- **Problem**: For this exercise, copy out each line of the material below that includes "Poor".

**** Given data ****

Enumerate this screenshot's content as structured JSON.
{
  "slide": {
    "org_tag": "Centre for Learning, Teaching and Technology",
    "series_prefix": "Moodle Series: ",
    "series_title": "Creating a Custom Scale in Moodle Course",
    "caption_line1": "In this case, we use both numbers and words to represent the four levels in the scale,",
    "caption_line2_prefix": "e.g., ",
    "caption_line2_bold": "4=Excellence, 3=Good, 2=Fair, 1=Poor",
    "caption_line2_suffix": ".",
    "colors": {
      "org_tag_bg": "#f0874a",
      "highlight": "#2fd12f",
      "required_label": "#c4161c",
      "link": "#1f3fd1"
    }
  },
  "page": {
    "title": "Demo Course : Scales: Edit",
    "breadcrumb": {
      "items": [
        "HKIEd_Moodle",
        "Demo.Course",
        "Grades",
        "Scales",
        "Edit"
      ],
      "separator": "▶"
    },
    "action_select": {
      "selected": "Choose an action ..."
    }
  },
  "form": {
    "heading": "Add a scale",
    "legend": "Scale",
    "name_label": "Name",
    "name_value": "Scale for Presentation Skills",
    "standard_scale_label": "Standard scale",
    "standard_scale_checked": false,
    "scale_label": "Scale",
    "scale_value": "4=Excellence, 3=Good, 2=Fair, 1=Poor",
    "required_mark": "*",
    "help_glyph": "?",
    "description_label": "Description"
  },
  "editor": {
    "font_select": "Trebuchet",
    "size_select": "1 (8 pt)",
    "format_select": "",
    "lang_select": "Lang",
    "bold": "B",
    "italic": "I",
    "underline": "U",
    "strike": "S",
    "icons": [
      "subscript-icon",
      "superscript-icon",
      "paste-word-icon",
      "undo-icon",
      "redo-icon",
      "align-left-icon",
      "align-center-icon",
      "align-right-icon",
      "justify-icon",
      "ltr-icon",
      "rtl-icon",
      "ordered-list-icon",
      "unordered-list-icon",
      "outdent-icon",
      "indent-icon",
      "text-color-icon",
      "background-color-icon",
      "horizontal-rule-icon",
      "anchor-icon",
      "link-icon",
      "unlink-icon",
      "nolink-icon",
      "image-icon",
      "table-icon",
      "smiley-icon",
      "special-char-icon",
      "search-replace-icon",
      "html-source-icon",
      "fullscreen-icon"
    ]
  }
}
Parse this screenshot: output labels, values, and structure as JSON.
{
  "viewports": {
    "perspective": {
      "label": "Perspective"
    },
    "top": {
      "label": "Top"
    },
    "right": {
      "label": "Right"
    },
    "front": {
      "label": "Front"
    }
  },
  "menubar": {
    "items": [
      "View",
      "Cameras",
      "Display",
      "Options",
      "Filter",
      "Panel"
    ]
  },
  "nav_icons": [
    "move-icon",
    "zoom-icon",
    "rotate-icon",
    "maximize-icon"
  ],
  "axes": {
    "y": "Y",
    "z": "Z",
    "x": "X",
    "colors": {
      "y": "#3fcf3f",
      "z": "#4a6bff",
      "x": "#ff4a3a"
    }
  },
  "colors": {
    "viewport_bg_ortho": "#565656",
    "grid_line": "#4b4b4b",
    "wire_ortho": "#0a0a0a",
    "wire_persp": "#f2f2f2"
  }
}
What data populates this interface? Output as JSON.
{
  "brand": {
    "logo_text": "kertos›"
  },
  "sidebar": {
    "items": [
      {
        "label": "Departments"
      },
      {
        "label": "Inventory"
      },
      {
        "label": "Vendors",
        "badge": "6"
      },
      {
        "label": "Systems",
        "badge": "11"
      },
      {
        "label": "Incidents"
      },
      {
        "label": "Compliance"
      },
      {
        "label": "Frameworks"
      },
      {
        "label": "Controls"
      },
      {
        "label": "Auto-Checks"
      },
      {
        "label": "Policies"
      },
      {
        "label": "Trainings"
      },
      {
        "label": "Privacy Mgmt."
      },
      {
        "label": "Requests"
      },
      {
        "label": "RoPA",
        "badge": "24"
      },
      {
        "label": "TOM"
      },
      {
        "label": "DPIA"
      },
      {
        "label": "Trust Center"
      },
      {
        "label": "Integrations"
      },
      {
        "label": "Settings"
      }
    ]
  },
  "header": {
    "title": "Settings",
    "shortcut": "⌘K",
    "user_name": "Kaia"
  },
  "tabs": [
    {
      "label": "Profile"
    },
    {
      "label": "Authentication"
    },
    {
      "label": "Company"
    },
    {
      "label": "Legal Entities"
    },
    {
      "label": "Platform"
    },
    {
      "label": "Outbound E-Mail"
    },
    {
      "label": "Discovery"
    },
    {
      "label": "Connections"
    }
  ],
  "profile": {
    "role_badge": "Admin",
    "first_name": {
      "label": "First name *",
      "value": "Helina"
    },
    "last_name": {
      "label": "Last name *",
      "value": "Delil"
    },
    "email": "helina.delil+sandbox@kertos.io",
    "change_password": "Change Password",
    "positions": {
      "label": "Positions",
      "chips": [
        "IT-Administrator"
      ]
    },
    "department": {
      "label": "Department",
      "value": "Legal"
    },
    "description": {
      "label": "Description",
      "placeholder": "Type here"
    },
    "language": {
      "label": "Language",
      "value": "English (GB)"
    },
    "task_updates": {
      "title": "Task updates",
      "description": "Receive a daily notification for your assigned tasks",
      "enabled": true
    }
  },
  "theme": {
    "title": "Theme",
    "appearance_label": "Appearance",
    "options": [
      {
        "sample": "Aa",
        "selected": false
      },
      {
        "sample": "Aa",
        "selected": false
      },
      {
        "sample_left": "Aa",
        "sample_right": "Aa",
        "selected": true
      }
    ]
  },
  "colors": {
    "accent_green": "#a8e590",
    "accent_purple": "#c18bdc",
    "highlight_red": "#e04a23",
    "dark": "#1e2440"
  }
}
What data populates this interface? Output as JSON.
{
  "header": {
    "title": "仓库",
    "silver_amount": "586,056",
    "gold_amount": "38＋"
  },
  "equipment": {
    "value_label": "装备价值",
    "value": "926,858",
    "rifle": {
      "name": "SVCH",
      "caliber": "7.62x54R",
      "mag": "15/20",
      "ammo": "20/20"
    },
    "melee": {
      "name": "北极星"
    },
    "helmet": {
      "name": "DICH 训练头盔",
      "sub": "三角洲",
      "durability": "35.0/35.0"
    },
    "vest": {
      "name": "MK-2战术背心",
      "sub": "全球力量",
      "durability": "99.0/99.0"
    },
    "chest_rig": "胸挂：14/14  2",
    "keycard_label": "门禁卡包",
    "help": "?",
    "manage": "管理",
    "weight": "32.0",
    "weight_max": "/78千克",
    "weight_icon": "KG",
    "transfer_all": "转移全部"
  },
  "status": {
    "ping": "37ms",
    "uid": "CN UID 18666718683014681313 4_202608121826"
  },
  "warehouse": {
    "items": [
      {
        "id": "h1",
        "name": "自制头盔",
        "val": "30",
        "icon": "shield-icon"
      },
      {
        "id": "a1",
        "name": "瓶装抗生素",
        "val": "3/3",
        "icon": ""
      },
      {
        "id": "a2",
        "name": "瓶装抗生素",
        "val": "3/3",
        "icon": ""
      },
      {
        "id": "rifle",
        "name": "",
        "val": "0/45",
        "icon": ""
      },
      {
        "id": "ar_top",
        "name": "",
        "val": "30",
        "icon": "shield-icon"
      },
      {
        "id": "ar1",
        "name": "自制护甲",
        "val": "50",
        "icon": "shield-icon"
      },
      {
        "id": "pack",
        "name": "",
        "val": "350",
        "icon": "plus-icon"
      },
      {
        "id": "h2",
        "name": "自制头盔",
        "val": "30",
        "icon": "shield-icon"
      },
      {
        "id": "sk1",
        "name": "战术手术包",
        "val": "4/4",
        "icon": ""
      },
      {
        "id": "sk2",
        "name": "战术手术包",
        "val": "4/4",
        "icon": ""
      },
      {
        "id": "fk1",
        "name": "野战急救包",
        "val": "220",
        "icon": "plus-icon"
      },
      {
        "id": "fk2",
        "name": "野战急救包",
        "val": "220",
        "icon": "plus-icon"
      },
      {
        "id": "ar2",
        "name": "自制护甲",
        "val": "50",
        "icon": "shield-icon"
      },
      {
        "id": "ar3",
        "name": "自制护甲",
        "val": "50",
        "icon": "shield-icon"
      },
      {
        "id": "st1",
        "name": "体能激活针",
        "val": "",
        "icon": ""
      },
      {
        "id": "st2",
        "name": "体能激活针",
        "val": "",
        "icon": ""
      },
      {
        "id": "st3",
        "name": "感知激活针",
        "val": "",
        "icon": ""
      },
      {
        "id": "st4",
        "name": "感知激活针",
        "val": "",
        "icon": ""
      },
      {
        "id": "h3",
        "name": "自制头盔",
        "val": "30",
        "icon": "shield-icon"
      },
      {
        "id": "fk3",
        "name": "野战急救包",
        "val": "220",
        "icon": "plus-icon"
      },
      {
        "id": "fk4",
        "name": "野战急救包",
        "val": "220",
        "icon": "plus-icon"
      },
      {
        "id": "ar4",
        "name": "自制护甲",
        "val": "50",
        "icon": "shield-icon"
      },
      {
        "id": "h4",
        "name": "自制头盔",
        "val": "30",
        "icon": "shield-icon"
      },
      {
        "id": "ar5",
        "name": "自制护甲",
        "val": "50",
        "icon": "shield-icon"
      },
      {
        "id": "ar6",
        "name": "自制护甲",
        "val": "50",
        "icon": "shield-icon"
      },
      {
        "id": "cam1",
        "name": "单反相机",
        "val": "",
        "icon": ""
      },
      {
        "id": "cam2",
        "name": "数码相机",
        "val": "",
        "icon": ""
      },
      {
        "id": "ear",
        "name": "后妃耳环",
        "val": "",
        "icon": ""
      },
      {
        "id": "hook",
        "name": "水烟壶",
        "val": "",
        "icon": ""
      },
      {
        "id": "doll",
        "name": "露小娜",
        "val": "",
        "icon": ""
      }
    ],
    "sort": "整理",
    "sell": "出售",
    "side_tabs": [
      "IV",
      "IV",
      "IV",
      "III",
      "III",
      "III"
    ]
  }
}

****

- **Exercise response**:
    "caption_line2_bold": "4=Excellence, 3=Good, 2=Fair, 1=Poor",
    "scale_value": "4=Excellence, 3=Good, 2=Fair, 1=Poor",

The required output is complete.